▸ Items
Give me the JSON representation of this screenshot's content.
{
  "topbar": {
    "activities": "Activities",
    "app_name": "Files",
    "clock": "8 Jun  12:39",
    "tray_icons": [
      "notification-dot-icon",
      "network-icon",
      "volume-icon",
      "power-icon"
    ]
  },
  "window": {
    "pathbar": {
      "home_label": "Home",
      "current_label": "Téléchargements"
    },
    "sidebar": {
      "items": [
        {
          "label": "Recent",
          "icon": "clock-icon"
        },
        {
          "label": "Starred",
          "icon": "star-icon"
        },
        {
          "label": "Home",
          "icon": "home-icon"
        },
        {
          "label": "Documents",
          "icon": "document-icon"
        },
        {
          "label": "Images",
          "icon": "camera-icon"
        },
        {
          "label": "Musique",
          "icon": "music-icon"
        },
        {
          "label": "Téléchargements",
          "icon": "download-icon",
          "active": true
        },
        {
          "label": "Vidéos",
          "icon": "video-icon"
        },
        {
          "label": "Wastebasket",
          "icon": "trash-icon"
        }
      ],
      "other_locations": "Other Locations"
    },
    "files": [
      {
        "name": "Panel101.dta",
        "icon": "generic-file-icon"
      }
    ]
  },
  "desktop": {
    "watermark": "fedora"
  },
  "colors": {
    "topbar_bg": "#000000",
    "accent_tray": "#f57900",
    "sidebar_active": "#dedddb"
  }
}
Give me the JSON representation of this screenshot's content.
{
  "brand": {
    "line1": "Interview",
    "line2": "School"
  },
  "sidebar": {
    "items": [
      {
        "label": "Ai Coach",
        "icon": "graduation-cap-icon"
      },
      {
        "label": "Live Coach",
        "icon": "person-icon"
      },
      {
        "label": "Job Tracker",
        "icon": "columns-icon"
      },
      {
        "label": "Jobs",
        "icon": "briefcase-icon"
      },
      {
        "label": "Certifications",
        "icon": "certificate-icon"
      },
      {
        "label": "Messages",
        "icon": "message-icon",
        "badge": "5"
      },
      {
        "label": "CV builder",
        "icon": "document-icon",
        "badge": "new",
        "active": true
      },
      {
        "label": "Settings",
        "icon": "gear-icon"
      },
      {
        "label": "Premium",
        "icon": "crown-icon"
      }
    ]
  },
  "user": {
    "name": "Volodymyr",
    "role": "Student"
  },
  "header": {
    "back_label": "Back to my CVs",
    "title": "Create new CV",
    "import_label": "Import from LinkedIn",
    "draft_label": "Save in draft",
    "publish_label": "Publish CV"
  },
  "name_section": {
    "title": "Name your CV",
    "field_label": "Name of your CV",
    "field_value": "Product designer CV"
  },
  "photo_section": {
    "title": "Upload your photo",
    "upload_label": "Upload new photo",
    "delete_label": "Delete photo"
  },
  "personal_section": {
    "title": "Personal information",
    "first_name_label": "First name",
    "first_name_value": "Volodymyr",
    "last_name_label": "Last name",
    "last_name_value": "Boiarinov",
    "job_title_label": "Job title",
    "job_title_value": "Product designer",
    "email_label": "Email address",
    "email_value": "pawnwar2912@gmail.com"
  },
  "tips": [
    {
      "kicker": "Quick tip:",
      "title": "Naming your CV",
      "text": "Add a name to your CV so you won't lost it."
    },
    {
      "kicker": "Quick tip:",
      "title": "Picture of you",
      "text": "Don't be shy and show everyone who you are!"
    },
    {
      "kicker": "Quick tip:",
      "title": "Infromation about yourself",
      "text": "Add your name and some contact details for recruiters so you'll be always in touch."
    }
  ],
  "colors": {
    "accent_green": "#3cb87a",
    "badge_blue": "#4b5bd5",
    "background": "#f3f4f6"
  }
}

▸ What you will do
Repeat the records above exactly, from the first line to the last.

▸ Response
Give me the JSON representation of this screenshot's content.
{
  "topbar": {
    "activities": "Activities",
    "app_name": "Files",
    "clock": "8 Jun  12:39",
    "tray_icons": [
      "notification-dot-icon",
      "network-icon",
      "volume-icon",
      "power-icon"
    ]
  },
  "window": {
    "pathbar": {
      "home_label": "Home",
      "current_label": "Téléchargements"
    },
    "sidebar": {
      "items": [
        {
          "label": "Recent",
          "icon": "clock-icon"
        },
        {
          "label": "Starred",
          "icon": "star-icon"
        },
        {
          "label": "Home",
          "icon": "home-icon"
        },
        {
          "label": "Documents",
          "icon": "document-icon"
        },
        {
          "label": "Images",
          "icon": "camera-icon"
        },
        {
          "label": "Musique",
          "icon": "music-icon"
        },
        {
          "label": "Téléchargements",
          "icon": "download-icon",
          "active": true
        },
        {
          "label": "Vidéos",
          "icon": "video-icon"
        },
        {
          "label": "Wastebasket",
          "icon": "trash-icon"
        }
      ],
      "other_locations": "Other Locations"
    },
    "files": [
      {
        "name": "Panel101.dta",
        "icon": "generic-file-icon"
      }
    ]
  },
  "desktop": {
    "watermark": "fedora"
  },
  "colors": {
    "topbar_bg": "#000000",
    "accent_tray": "#f57900",
    "sidebar_active": "#dedddb"
  }
}
Give me the JSON representation of this screenshot's content.
{
  "brand": {
    "line1": "Interview",
    "line2": "School"
  },
  "sidebar": {
    "items": [
      {
        "label": "Ai Coach",
        "icon": "graduation-cap-icon"
      },
      {
        "label": "Live Coach",
        "icon": "person-icon"
      },
      {
        "label": "Job Tracker",
        "icon": "columns-icon"
      },
      {
        "label": "Jobs",
        "icon": "briefcase-icon"
      },
      {
        "label": "Certifications",
        "icon": "certificate-icon"
      },
      {
        "label": "Messages",
        "icon": "message-icon",
        "badge": "5"
      },
      {
        "label": "CV builder",
        "icon": "document-icon",
        "badge": "new",
        "active": true
      },
      {
        "label": "Settings",
        "icon": "gear-icon"
      },
      {
        "label": "Premium",
        "icon": "crown-icon"
      }
    ]
  },
  "user": {
    "name": "Volodymyr",
    "role": "Student"
  },
  "header": {
    "back_label": "Back to my CVs",
    "title": "Create new CV",
    "import_label": "Import from LinkedIn",
    "draft_label": "Save in draft",
    "publish_label": "Publish CV"
  },
  "name_section": {
    "title": "Name your CV",
    "field_label": "Name of your CV",
    "field_value": "Product designer CV"
  },
  "photo_section": {
    "title": "Upload your photo",
    "upload_label": "Upload new photo",
    "delete_label": "Delete photo"
  },
  "personal_section": {
    "title": "Personal information",
    "first_name_label": "First name",
    "first_name_value": "Volodymyr",
    "last_name_label": "Last name",
    "last_name_value": "Boiarinov",
    "job_title_label": "Job title",
    "job_title_value": "Product designer",
    "email_label": "Email address",
    "email_value": "pawnwar2912@gmail.com"
  },
  "tips": [
    {
      "kicker": "Quick tip:",
      "title": "Naming your CV",
      "text": "Add a name to your CV so you won't lost it."
    },
    {
      "kicker": "Quick tip:",
      "title": "Picture of you",
      "text": "Don't be shy and show everyone who you are!"
    },
    {
      "kicker": "Quick tip:",
      "title": "Infromation about yourself",
      "text": "Add your name and some contact details for recruiters so you'll be always in touch."
    }
  ],
  "colors": {
    "accent_green": "#3cb87a",
    "badge_blue": "#4b5bd5",
    "background": "#f3f4f6"
  }
}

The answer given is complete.